» **SHORT PROBLEM**:
Copy out each line that includes the word "Subject".

» **EXERCISE DATA**:
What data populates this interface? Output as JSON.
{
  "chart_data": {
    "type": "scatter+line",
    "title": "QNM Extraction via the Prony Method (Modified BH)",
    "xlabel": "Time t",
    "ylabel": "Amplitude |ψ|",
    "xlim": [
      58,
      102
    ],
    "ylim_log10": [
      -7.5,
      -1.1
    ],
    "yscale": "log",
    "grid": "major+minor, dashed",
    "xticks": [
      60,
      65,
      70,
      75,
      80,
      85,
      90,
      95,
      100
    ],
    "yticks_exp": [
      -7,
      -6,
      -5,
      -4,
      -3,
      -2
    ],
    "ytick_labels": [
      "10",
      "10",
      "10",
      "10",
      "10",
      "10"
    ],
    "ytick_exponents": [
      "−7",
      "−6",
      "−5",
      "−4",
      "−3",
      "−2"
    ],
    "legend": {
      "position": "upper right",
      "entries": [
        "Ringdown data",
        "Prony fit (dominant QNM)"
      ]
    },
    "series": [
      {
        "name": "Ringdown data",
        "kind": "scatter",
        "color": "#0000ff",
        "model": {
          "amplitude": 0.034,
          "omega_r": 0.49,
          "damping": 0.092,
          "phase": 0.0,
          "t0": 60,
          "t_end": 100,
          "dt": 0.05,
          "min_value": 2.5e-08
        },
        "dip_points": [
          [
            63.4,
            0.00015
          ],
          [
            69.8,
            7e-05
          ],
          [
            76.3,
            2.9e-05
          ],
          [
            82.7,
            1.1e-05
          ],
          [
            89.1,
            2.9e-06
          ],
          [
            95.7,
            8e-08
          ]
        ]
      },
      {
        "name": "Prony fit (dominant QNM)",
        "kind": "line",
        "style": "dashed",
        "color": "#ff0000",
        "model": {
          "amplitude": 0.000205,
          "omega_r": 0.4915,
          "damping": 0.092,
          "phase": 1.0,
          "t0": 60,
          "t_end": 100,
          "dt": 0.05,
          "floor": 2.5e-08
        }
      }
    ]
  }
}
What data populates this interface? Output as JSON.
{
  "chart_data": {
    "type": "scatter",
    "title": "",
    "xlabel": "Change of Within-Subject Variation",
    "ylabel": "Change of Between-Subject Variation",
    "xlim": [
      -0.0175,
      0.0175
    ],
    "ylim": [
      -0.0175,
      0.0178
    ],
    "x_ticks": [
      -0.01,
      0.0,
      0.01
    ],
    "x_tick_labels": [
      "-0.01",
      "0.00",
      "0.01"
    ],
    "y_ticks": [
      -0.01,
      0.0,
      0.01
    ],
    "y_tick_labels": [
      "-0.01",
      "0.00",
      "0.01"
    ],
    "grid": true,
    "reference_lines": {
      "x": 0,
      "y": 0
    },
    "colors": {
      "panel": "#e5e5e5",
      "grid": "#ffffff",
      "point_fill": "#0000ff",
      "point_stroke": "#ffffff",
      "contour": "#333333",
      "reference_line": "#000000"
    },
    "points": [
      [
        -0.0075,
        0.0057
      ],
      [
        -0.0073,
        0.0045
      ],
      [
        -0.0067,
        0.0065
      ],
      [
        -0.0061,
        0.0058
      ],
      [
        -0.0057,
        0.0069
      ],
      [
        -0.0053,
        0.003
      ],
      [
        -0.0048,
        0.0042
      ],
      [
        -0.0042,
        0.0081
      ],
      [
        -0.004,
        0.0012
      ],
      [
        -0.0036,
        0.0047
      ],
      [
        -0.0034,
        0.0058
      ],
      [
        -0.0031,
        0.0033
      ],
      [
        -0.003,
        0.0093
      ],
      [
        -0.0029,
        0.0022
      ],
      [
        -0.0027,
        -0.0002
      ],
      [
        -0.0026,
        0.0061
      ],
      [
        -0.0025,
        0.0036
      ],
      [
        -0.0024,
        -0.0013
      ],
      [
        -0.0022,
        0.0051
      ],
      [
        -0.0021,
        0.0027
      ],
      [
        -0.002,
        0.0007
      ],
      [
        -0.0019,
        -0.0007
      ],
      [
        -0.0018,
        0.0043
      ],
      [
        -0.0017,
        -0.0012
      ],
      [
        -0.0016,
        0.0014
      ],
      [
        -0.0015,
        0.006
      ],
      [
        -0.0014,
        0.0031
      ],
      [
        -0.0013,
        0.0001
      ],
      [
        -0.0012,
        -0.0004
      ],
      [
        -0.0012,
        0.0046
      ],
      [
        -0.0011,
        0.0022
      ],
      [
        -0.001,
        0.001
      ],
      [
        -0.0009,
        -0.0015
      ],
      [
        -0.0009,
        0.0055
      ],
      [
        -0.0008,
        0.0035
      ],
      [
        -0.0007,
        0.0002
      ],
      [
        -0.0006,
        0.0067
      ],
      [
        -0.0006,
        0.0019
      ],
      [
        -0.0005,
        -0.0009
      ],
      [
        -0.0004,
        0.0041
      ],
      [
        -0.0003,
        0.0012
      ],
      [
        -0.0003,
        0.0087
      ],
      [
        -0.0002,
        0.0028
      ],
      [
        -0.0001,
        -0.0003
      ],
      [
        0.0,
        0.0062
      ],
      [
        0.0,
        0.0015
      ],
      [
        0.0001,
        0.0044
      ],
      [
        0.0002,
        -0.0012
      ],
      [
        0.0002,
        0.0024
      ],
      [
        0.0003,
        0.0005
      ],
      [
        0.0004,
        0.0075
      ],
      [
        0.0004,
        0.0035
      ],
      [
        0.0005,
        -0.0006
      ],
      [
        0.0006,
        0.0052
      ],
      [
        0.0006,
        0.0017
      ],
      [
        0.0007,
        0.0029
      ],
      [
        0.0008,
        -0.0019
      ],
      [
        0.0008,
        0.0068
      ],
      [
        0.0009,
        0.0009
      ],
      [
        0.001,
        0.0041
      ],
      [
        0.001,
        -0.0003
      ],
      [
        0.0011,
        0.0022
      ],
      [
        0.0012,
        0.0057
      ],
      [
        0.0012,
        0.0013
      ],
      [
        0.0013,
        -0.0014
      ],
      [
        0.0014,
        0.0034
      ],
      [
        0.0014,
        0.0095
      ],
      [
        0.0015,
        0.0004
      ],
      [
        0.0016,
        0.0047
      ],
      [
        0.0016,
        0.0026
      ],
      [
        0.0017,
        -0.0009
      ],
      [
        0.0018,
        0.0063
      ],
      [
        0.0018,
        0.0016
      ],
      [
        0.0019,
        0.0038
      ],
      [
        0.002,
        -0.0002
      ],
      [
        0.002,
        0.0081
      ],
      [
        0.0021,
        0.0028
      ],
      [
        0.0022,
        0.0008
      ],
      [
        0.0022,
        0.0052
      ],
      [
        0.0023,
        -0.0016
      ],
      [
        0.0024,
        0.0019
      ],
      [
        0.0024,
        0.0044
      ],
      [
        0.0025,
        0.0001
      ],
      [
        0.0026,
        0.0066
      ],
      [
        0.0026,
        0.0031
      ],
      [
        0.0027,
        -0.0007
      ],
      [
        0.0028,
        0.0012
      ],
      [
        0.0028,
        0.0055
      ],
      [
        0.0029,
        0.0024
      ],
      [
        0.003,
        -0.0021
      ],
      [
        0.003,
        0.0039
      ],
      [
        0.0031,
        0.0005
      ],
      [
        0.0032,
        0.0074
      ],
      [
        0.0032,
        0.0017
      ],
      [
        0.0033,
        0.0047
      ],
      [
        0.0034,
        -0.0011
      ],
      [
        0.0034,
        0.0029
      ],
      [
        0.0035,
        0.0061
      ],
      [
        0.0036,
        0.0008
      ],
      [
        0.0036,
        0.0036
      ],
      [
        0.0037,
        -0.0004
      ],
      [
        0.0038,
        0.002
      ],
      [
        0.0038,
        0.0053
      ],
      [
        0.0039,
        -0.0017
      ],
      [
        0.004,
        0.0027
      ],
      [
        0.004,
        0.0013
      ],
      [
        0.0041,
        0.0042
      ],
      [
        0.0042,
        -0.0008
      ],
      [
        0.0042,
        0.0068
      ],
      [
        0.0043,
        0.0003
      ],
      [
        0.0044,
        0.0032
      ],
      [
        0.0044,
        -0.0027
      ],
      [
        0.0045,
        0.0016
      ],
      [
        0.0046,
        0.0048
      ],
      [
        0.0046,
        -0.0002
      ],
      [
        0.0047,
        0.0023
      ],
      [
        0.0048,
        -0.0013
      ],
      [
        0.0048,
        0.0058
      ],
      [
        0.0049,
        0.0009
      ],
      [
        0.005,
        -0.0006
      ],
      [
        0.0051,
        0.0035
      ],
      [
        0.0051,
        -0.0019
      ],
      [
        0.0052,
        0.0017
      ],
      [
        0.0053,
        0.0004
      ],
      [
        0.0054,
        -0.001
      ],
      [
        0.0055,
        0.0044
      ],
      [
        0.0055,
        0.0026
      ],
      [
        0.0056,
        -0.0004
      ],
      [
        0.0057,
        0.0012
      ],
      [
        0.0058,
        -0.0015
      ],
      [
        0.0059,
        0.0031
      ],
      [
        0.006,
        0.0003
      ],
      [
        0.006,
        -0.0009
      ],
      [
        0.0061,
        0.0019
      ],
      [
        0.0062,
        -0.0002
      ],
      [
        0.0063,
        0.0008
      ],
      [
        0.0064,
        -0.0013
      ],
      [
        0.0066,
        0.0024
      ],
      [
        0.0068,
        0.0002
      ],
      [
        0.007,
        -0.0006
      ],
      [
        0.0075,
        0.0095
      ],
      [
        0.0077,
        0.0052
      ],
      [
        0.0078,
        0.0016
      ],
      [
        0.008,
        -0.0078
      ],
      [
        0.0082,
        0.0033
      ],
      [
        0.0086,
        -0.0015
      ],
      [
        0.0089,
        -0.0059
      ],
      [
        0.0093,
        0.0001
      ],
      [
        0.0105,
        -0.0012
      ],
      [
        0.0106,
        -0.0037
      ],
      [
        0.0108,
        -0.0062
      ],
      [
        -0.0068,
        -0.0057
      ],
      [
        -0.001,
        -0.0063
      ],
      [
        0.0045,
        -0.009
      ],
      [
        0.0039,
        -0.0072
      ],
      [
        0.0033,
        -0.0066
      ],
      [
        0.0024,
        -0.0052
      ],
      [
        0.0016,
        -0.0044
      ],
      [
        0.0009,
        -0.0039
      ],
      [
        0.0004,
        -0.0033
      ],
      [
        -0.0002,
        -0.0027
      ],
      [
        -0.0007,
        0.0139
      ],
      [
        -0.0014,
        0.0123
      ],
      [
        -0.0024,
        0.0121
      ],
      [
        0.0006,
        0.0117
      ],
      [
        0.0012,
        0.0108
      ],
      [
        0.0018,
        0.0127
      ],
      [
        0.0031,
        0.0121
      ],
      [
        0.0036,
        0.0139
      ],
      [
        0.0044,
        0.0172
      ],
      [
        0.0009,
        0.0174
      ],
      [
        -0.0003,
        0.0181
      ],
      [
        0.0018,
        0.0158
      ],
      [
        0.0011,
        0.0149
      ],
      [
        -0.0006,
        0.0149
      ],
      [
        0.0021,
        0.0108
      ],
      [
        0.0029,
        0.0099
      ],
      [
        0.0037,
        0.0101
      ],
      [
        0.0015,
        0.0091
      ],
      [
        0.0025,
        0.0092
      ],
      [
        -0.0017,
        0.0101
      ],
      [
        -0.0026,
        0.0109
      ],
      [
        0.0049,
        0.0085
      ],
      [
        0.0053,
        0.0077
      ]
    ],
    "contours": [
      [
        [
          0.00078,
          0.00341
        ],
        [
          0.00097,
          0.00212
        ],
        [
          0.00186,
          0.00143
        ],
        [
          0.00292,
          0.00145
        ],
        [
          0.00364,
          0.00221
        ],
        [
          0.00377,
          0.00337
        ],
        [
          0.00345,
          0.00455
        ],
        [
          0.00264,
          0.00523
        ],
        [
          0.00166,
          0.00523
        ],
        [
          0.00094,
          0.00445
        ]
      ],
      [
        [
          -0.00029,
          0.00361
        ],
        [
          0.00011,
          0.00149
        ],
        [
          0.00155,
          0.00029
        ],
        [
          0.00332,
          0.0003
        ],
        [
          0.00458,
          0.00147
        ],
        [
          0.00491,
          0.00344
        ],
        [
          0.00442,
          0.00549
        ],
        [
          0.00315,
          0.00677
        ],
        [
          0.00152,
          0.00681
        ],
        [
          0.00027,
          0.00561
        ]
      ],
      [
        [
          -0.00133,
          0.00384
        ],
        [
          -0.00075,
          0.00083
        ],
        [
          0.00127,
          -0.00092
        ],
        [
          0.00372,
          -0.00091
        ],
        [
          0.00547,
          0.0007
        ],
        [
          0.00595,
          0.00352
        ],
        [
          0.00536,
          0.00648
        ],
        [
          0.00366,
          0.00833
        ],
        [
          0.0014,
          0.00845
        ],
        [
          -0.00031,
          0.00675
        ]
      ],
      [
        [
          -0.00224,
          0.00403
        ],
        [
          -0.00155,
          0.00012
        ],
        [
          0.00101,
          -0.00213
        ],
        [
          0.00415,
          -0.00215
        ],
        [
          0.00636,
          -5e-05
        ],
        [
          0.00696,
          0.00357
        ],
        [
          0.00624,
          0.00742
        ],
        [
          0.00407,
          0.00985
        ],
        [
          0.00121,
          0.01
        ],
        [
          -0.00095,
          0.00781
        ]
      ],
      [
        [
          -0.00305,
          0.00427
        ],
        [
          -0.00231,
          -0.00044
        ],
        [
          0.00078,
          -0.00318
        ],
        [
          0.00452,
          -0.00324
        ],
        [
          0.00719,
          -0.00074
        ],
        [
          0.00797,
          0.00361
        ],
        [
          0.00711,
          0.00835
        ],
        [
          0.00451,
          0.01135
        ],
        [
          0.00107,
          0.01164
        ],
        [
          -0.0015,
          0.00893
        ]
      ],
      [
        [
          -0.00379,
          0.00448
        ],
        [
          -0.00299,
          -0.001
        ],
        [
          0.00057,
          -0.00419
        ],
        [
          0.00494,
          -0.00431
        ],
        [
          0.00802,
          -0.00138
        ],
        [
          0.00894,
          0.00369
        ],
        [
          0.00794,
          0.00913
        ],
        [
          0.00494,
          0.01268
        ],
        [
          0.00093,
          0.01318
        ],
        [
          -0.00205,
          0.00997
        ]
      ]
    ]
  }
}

» **RESULT FOR THIS EXERCISE**:
    "xlabel": "Change of Within-Subject Variation",
    "ylabel": "Change of Between-Subject Variation",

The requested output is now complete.